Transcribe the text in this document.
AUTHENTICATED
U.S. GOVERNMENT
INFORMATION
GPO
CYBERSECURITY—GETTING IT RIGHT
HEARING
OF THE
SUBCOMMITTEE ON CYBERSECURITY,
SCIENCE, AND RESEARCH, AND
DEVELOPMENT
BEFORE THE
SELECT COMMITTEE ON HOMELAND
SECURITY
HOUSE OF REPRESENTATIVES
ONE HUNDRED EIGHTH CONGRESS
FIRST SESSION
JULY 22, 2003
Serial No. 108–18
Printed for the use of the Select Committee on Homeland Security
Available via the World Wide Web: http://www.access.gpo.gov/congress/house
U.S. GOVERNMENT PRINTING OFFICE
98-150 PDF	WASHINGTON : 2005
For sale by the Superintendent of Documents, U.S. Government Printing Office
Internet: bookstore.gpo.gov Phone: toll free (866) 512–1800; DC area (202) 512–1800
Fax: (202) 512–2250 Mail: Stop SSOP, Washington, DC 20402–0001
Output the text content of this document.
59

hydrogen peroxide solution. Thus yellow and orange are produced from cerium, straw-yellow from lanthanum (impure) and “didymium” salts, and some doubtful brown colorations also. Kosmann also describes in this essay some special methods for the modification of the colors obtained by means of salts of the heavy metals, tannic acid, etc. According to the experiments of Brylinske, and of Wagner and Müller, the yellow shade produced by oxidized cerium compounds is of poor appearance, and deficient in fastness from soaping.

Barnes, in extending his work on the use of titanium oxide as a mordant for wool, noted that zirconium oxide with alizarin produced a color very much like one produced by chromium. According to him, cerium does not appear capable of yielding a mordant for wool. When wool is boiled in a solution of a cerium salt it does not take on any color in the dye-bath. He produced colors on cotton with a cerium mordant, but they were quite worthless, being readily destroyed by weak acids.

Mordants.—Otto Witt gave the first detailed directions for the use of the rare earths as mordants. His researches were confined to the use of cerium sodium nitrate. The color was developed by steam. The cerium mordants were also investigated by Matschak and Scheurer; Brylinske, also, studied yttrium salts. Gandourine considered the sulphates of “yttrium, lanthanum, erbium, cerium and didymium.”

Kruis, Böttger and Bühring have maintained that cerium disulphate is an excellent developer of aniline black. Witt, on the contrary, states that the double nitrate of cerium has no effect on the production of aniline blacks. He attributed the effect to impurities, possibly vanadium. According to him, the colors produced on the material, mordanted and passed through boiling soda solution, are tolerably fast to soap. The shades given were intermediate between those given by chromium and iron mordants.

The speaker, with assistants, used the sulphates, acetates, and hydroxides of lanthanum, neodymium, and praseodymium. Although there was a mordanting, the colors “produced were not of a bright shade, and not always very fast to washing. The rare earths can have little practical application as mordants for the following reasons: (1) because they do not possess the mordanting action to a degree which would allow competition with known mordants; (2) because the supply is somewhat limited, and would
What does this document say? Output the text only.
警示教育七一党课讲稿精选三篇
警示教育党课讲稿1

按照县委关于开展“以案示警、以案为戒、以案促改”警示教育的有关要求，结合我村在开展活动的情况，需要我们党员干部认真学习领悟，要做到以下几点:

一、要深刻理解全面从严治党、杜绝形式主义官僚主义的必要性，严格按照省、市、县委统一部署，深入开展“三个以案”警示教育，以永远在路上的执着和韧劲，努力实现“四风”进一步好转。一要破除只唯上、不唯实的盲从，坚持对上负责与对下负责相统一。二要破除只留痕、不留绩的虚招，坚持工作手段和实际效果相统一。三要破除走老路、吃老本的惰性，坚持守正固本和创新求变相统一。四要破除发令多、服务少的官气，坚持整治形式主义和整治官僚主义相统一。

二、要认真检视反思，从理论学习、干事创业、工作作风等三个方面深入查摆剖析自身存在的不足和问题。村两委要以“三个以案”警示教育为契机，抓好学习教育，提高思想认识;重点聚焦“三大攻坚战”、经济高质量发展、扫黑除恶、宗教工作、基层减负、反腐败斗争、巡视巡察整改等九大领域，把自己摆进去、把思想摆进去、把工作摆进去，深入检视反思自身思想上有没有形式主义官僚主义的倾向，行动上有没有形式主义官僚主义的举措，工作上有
———
## AIM
Keep only those lines of the records that hold "sulphates", and return them.

## OUTPUT OF THE TASK
Mordants.—Otto Witt gave the first detailed directions for the use of the rare earths as mordants. His researches were confined to the use of cerium sodium nitrate. The color was developed by steam. The cerium mordants were also investigated by Matschak and Scheurer; Brylinske, also, studied yttrium salts. Gandourine considered the sulphates of “yttrium, lanthanum, erbium, cerium and didymium.”
The speaker, with assistants, used the sulphates, acetates, and hydroxides of lanthanum, neodymium, and praseodymium. Although there was a mordanting, the colors “produced were not of a bright shade, and not always very fast to washing. The rare earths can have little practical application as mordants for the following reasons: (1) because they do not possess the mordanting action to a degree which would allow competition with known mordants; (2) because the supply is somewhat limited, and would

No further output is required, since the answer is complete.